Objective:
Rewrite the listing below as a Markdown table with a column headed "Number" for the row number and a column headed "Text" for each line, leaving out any blank lines.

Exercise inputs:
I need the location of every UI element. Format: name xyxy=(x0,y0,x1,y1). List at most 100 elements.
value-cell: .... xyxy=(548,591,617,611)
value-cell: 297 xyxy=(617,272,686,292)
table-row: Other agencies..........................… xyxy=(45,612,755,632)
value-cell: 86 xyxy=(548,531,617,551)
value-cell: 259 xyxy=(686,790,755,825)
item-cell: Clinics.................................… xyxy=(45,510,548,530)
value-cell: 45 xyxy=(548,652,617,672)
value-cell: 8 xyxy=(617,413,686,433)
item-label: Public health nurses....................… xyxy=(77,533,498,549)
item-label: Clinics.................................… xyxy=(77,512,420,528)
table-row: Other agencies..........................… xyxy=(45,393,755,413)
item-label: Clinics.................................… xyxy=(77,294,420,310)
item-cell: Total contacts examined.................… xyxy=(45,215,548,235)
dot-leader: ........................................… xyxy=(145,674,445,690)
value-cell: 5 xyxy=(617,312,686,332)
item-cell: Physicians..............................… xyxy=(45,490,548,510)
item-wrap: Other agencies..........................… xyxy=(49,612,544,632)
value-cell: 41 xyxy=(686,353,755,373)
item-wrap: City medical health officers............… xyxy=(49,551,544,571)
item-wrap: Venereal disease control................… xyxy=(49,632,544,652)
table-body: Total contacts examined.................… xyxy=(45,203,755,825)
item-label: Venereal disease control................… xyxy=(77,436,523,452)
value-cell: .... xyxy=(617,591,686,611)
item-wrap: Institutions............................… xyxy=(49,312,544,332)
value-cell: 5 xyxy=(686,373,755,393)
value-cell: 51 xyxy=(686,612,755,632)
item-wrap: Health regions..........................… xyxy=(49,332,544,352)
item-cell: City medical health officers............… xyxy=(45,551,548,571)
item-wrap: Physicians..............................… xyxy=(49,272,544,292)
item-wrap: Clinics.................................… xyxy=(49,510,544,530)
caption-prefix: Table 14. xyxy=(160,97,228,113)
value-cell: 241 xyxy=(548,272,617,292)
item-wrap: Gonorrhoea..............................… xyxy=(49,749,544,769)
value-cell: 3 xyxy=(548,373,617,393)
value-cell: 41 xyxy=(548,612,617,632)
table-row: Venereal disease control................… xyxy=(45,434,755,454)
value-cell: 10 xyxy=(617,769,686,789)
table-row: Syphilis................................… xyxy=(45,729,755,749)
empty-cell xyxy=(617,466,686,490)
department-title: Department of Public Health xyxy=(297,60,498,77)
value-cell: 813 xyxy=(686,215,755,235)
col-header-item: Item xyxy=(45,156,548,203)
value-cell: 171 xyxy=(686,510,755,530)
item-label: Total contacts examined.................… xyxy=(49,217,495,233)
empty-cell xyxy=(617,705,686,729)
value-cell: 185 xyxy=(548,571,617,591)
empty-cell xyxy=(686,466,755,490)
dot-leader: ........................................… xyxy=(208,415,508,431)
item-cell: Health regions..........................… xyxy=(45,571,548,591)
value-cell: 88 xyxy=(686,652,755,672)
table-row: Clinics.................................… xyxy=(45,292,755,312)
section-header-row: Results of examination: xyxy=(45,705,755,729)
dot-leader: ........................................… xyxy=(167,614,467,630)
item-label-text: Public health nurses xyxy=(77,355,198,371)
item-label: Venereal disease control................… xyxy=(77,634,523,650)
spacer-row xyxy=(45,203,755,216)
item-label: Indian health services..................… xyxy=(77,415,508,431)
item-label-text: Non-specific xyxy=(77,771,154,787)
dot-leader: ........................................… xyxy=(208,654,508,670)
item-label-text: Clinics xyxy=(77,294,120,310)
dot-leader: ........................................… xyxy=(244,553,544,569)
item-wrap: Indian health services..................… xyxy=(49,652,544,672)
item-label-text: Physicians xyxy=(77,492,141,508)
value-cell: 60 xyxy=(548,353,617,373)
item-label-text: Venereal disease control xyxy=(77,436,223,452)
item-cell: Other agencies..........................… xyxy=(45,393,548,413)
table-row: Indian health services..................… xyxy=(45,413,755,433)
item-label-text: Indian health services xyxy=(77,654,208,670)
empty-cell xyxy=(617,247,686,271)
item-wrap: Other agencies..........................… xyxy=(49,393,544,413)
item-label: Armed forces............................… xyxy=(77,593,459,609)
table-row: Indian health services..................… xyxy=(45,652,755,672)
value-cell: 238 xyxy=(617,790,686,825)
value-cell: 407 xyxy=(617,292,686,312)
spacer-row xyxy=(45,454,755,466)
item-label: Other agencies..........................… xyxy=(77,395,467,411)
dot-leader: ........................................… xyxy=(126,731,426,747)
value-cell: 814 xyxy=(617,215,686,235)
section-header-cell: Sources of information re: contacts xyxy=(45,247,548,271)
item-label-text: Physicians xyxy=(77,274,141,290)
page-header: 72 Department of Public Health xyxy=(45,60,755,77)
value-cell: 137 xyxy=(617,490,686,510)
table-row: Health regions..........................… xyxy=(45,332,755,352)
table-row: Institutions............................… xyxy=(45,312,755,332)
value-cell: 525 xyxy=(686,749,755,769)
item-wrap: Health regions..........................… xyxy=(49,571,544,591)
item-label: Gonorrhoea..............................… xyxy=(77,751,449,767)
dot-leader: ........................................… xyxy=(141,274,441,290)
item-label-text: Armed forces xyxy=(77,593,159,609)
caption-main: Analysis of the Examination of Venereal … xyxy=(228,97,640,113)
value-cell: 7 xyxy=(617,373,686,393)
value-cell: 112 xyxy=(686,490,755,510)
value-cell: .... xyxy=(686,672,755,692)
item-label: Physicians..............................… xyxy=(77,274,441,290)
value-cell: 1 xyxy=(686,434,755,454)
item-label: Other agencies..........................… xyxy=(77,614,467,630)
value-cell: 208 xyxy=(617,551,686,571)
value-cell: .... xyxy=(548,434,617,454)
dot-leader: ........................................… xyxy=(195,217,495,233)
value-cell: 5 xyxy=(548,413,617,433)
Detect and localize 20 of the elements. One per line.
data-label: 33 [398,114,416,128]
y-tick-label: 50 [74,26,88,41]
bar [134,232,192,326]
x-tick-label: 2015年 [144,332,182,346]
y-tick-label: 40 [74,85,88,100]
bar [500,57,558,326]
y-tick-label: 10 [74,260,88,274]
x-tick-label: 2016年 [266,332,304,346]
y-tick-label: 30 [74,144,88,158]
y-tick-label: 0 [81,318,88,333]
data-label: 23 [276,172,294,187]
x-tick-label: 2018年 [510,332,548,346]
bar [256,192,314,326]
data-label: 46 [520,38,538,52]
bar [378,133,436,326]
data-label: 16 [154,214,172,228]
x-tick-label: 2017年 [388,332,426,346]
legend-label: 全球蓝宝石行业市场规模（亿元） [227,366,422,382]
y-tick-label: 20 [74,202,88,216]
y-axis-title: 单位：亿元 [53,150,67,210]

Full response:
| Number | Text |
|---|---|
| 1 | I need the location of every UI element. Format: name xyxy=(x0,y0,x1,y1). List at most 100 elements. |
| 2 | value-cell: .... xyxy=(548,591,617,611) |
| 3 | value-cell: 297 xyxy=(617,272,686,292) |
| 4 | table-row: Other agencies..........................… xyxy=(45,612,755,632) |
| 5 | value-cell: 86 xyxy=(548,531,617,551) |
| 6 | value-cell: 259 xyxy=(686,790,755,825) |
| 7 | item-cell: Clinics.................................… xyxy=(45,510,548,530) |
| 8 | value-cell: 45 xyxy=(548,652,617,672) |
| 9 | value-cell: 8 xyxy=(617,413,686,433) |
| 10 | item-label: Public health nurses....................… xyxy=(77,533,498,549) |
| 11 | item-label: Clinics.................................… xyxy=(77,512,420,528) |
| 12 | table-row: Other agencies..........................… xyxy=(45,393,755,413) |
| 13 | item-label: Clinics.................................… xyxy=(77,294,420,310) |
| 14 | item-cell: Total contacts examined.................… xyxy=(45,215,548,235) |
| 15 | dot-leader: ........................................… xyxy=(145,674,445,690) |
| 16 | value-cell: 5 xyxy=(617,312,686,332) |
| 17 | item-cell: Physicians..............................… xyxy=(45,490,548,510) |
| 18 | item-wrap: Other agencies..........................… xyxy=(49,612,544,632) |
| 19 | value-cell: 41 xyxy=(686,353,755,373) |
| 20 | item-wrap: City medical health officers............… xyxy=(49,551,544,571) |
| 21 | item-wrap: Venereal disease control................… xyxy=(49,632,544,652) |
| 22 | table-body: Total contacts examined.................… xyxy=(45,203,755,825) |
| 23 | item-label: Venereal disease control................… xyxy=(77,436,523,452) |
| 24 | value-cell: .... xyxy=(617,591,686,611) |
| 25 | item-wrap: Institutions............................… xyxy=(49,312,544,332) |
| 26 | value-cell: 5 xyxy=(686,373,755,393) |
| 27 | value-cell: 51 xyxy=(686,612,755,632) |
| 28 | item-wrap: Health regions..........................… xyxy=(49,332,544,352) |
| 29 | item-cell: City medical health officers............… xyxy=(45,551,548,571) |
| 30 | item-wrap: Physicians..............................… xyxy=(49,272,544,292) |
| 31 | item-wrap: Clinics.................................… xyxy=(49,510,544,530) |
| 32 | caption-prefix: Table 14. xyxy=(160,97,228,113) |
| 33 | value-cell: 241 xyxy=(548,272,617,292) |
| 34 | item-wrap: Gonorrhoea..............................… xyxy=(49,749,544,769) |
| 35 | value-cell: 3 xyxy=(548,373,617,393) |
| 36 | value-cell: 41 xyxy=(548,612,617,632) |
| 37 | table-row: Venereal disease control................… xyxy=(45,434,755,454) |
| 38 | value-cell: 10 xyxy=(617,769,686,789) |
| 39 | table-row: Syphilis................................… xyxy=(45,729,755,749) |
| 40 | empty-cell xyxy=(617,466,686,490) |
| 41 | department-title: Department of Public Health xyxy=(297,60,498,77) |
| 42 | value-cell: 813 xyxy=(686,215,755,235) |
| 43 | col-header-item: Item xyxy=(45,156,548,203) |
| 44 | value-cell: 171 xyxy=(686,510,755,530) |
| 45 | item-label: Total contacts examined.................… xyxy=(49,217,495,233) |
| 46 | empty-cell xyxy=(617,705,686,729) |
| 47 | value-cell: 185 xyxy=(548,571,617,591) |
| 48 | empty-cell xyxy=(686,466,755,490) |
| 49 | dot-leader: ........................................… xyxy=(208,415,508,431) |
| 50 | item-cell: Health regions..........................… xyxy=(45,571,548,591) |
| 51 | value-cell: 88 xyxy=(686,652,755,672) |
| 52 | table-row: Clinics.................................… xyxy=(45,292,755,312) |
| 53 | section-header-row: Results of examination: xyxy=(45,705,755,729) |
| 54 | dot-leader: ........................................… xyxy=(167,614,467,630) |
| 55 | item-label-text: Public health nurses xyxy=(77,355,198,371) |
| 56 | item-label: Venereal disease control................… xyxy=(77,634,523,650) |
| 57 | spacer-row xyxy=(45,203,755,216) |
| 58 | item-label: Indian health services..................… xyxy=(77,415,508,431) |
| 59 | item-label-text: Non-specific xyxy=(77,771,154,787) |
| 60 | dot-leader: ........................................… xyxy=(208,654,508,670) |
| 61 | item-label-text: Clinics xyxy=(77,294,120,310) |
| 62 | dot-leader: ........................................… xyxy=(244,553,544,569) |
| 63 | item-wrap: Indian health services..................… xyxy=(49,652,544,672) |
| 64 | item-label-text: Physicians xyxy=(77,492,141,508) |
| 65 | value-cell: 60 xyxy=(548,353,617,373) |
| 66 | item-label-text: Venereal disease control xyxy=(77,436,223,452) |
| 67 | item-cell: Other agencies..........................… xyxy=(45,393,548,413) |
| 68 | table-row: Indian health services..................… xyxy=(45,413,755,433) |
| 69 | item-label-text: Indian health services xyxy=(77,654,208,670) |
| 70 | empty-cell xyxy=(617,247,686,271) |
| 71 | item-wrap: Other agencies..........................… xyxy=(49,393,544,413) |
| 72 | item-label: Armed forces............................… xyxy=(77,593,459,609) |
| 73 | table-row: Indian health services..................… xyxy=(45,652,755,672) |
| 74 | value-cell: 238 xyxy=(617,790,686,825) |
| 75 | value-cell: 407 xyxy=(617,292,686,312) |
| 76 | spacer-row xyxy=(45,454,755,466) |
| 77 | item-label: Other agencies..........................… xyxy=(77,395,467,411) |
| 78 | dot-leader: ........................................… xyxy=(126,731,426,747) |
| 79 | value-cell: 814 xyxy=(617,215,686,235) |
| 80 | section-header-cell: Sources of information re: contacts xyxy=(45,247,548,271) |
| 81 | item-label-text: Physicians xyxy=(77,274,141,290) |
| 82 | page-header: 72 Department of Public Health xyxy=(45,60,755,77) |
| 83 | value-cell: 137 xyxy=(617,490,686,510) |
| 84 | table-row: Health regions..........................… xyxy=(45,332,755,352) |
| 85 | table-row: Institutions............................… xyxy=(45,312,755,332) |
| 86 | value-cell: 525 xyxy=(686,749,755,769) |
| 87 | item-wrap: Health regions..........................… xyxy=(49,571,544,591) |
| 88 | item-label: Gonorrhoea..............................… xyxy=(77,751,449,767) |
| 89 | dot-leader: ........................................… xyxy=(141,274,441,290) |
| 90 | item-label-text: Armed forces xyxy=(77,593,159,609) |
| 91 | caption-main: Analysis of the Examination of Venereal … xyxy=(228,97,640,113) |
| 92 | value-cell: 7 xyxy=(617,373,686,393) |
| 93 | value-cell: 112 xyxy=(686,490,755,510) |
| 94 | value-cell: .... xyxy=(686,672,755,692) |
| 95 | item-label: Physicians..............................… xyxy=(77,274,441,290) |
| 96 | value-cell: 1 xyxy=(686,434,755,454) |
| 97 | item-label: Other agencies..........................… xyxy=(77,614,467,630) |
| 98 | value-cell: 208 xyxy=(617,551,686,571) |
| 99 | value-cell: .... xyxy=(548,434,617,454) |
| 100 | dot-leader: ........................................… xyxy=(195,217,495,233) |
| 101 | value-cell: 5 xyxy=(548,413,617,433) |
| 102 | Detect and localize 20 of the elements. One per line. |
| 103 | data-label: 33 [398,114,416,128] |
| 104 | y-tick-label: 50 [74,26,88,41] |
| 105 | bar [134,232,192,326] |
| 106 | x-tick-label: 2015年 [144,332,182,346] |
| 107 | y-tick-label: 40 [74,85,88,100] |
| 108 | bar [500,57,558,326] |
| 109 | y-tick-label: 10 [74,260,88,274] |
| 110 | x-tick-label: 2016年 [266,332,304,346] |
| 111 | y-tick-label: 30 [74,144,88,158] |
| 112 | y-tick-label: 0 [81,318,88,333] |
| 113 | data-label: 23 [276,172,294,187] |
| 114 | x-tick-label: 2018年 [510,332,548,346] |
| 115 | bar [256,192,314,326] |
| 116 | data-label: 46 [520,38,538,52] |
| 117 | bar [378,133,436,326] |
| 118 | data-label: 16 [154,214,172,228] |
| 119 | x-tick-label: 2017年 [388,332,426,346] |
| 120 | legend-label: 全球蓝宝石行业市场规模（亿元） [227,366,422,382] |
| 121 | y-tick-label: 20 [74,202,88,216] |
| 122 | y-axis-title: 单位：亿元 [53,150,67,210] |